* _Required task_: Report how many lines contain "title". Give the number and nothing else.
.....
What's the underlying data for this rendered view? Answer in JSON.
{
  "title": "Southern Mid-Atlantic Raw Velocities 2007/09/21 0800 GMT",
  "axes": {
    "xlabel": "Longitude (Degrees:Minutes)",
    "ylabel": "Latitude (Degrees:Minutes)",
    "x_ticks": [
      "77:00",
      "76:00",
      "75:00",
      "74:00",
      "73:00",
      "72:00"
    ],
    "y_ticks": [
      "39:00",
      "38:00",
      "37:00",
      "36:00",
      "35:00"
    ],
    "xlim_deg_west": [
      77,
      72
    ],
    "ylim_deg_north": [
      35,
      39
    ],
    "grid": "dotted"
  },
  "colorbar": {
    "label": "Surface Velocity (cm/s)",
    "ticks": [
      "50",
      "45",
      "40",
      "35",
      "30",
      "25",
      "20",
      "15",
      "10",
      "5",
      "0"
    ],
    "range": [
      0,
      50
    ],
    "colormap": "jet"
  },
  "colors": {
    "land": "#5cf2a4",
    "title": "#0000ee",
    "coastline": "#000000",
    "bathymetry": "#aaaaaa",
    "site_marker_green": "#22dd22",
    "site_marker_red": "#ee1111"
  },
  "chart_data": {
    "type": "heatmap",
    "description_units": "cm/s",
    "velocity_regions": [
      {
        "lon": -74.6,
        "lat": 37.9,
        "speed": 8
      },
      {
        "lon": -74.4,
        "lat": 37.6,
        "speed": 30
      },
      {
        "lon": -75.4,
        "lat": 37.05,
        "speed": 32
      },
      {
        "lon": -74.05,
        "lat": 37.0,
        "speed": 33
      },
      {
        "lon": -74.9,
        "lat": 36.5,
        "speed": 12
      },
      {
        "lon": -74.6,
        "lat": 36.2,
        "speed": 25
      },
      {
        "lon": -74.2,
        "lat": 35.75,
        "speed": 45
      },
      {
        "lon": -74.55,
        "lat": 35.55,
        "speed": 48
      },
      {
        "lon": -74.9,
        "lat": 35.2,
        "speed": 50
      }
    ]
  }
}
.....
* _Full solution_: 2